→ **Aim**
Your task is to repeat the entries underneath exactly, minus the pictures.

(Data items)
======
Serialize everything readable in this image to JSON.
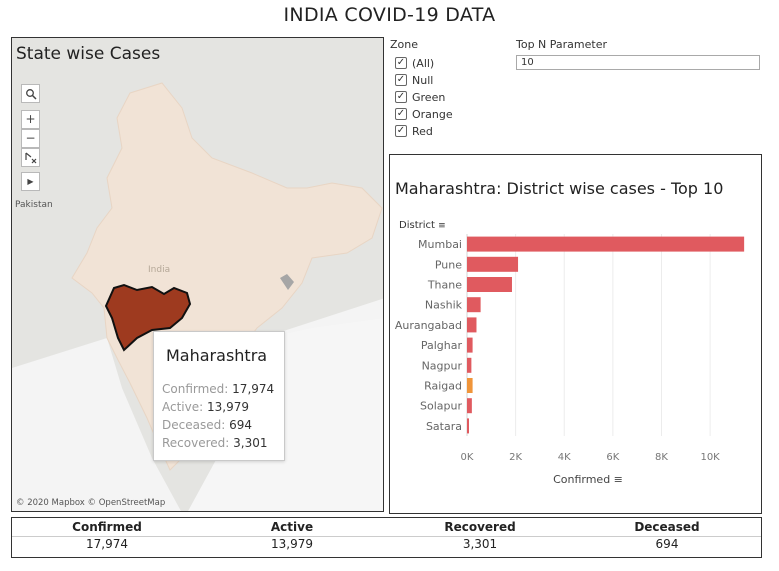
{
  "dashboard": {
    "title": "INDIA COVID-19 DATA"
  },
  "map": {
    "title": "State wise Cases",
    "tools": {
      "search": "search-icon",
      "zoom_in": "+",
      "zoom_out": "−",
      "select": "select-tool-icon",
      "expand": "▶"
    },
    "labels": {
      "pakistan": "Pakistan",
      "india": "India"
    },
    "attribution": "© 2020 Mapbox © OpenStreetMap",
    "highlight_color": "#9e3a1f",
    "tooltip": {
      "state": "Maharashtra",
      "confirmed_label": "Confirmed:",
      "confirmed": "17,974",
      "active_label": "Active:",
      "active": "13,979",
      "deceased_label": "Deceased:",
      "deceased": "694",
      "recovered_label": "Recovered:",
      "recovered": "3,301"
    }
  },
  "filters": {
    "zone_label": "Zone",
    "zones": [
      {
        "label": "(All)",
        "checked": true
      },
      {
        "label": "Null",
        "checked": true
      },
      {
        "label": "Green",
        "checked": true
      },
      {
        "label": "Orange",
        "checked": true
      },
      {
        "label": "Red",
        "checked": true
      }
    ],
    "topn_label": "Top N Parameter",
    "topn_value": "10"
  },
  "chart": {
    "title": "Maharashtra: District wise cases - Top 10",
    "district_header": "District",
    "xlabel": "Confirmed",
    "colors": {
      "red": "#e05a5f",
      "orange": "#f0953a"
    }
  },
  "chart_data": {
    "type": "bar",
    "orientation": "horizontal",
    "title": "Maharashtra: District wise cases - Top 10",
    "xlabel": "Confirmed",
    "ylabel": "District",
    "categories": [
      "Mumbai",
      "Pune",
      "Thane",
      "Nashik",
      "Aurangabad",
      "Palghar",
      "Nagpur",
      "Raigad",
      "Solapur",
      "Satara"
    ],
    "values": [
      11400,
      2100,
      1850,
      560,
      390,
      230,
      180,
      230,
      200,
      80
    ],
    "zones": [
      "red",
      "red",
      "red",
      "red",
      "red",
      "red",
      "red",
      "orange",
      "red",
      "red"
    ],
    "xticks": [
      "0K",
      "2K",
      "4K",
      "6K",
      "8K",
      "10K"
    ],
    "xlim": [
      0,
      11600
    ],
    "grid": true
  },
  "summary": {
    "columns": [
      {
        "label": "Confirmed",
        "value": "17,974"
      },
      {
        "label": "Active",
        "value": "13,979"
      },
      {
        "label": "Recovered",
        "value": "3,301"
      },
      {
        "label": "Deceased",
        "value": "694"
      }
    ]
  }
}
======
→ **Written answer**
Serialize everything readable in this image to JSON.
{
  "dashboard": {
    "title": "INDIA COVID-19 DATA"
  },
  "map": {
    "title": "State wise Cases",
    "tools": {
      "search": "search-icon",
      "zoom_in": "+",
      "zoom_out": "−",
      "select": "select-tool-icon",
      "expand": "▶"
    },
    "labels": {
      "pakistan": "Pakistan",
      "india": "India"
    },
    "attribution": "© 2020 Mapbox © OpenStreetMap",
    "highlight_color": "#9e3a1f",
    "tooltip": {
      "state": "Maharashtra",
      "confirmed_label": "Confirmed:",
      "confirmed": "17,974",
      "active_label": "Active:",
      "active": "13,979",
      "deceased_label": "Deceased:",
      "deceased": "694",
      "recovered_label": "Recovered:",
      "recovered": "3,301"
    }
  },
  "filters": {
    "zone_label": "Zone",
    "zones": [
      {
        "label": "(All)",
        "checked": true
      },
      {
        "label": "Null",
        "checked": true
      },
      {
        "label": "Green",
        "checked": true
      },
      {
        "label": "Orange",
        "checked": true
      },
      {
        "label": "Red",
        "checked": true
      }
    ],
    "topn_label": "Top N Parameter",
    "topn_value": "10"
  },
  "chart": {
    "title": "Maharashtra: District wise cases - Top 10",
    "district_header": "District",
    "xlabel": "Confirmed",
    "colors": {
      "red": "#e05a5f",
      "orange": "#f0953a"
    }
  },
  "chart_data": {
    "type": "bar",
    "orientation": "horizontal",
    "title": "Maharashtra: District wise cases - Top 10",
    "xlabel": "Confirmed",
    "ylabel": "District",
    "categories": [
      "Mumbai",
      "Pune",
      "Thane",
      "Nashik",
      "Aurangabad",
      "Palghar",
      "Nagpur",
      "Raigad",
      "Solapur",
      "Satara"
    ],
    "values": [
      11400,
      2100,
      1850,
      560,
      390,
      230,
      180,
      230,
      200,
      80
    ],
    "zones": [
      "red",
      "red",
      "red",
      "red",
      "red",
      "red",
      "red",
      "orange",
      "red",
      "red"
    ],
    "xticks": [
      "0K",
      "2K",
      "4K",
      "6K",
      "8K",
      "10K"
    ],
    "xlim": [
      0,
      11600
    ],
    "grid": true
  },
  "summary": {
    "columns": [
      {
        "label": "Confirmed",
        "value": "17,974"
      },
      {
        "label": "Active",
        "value": "13,979"
      },
      {
        "label": "Recovered",
        "value": "3,301"
      },
      {
        "label": "Deceased",
        "value": "694"
      }
    ]
  }
}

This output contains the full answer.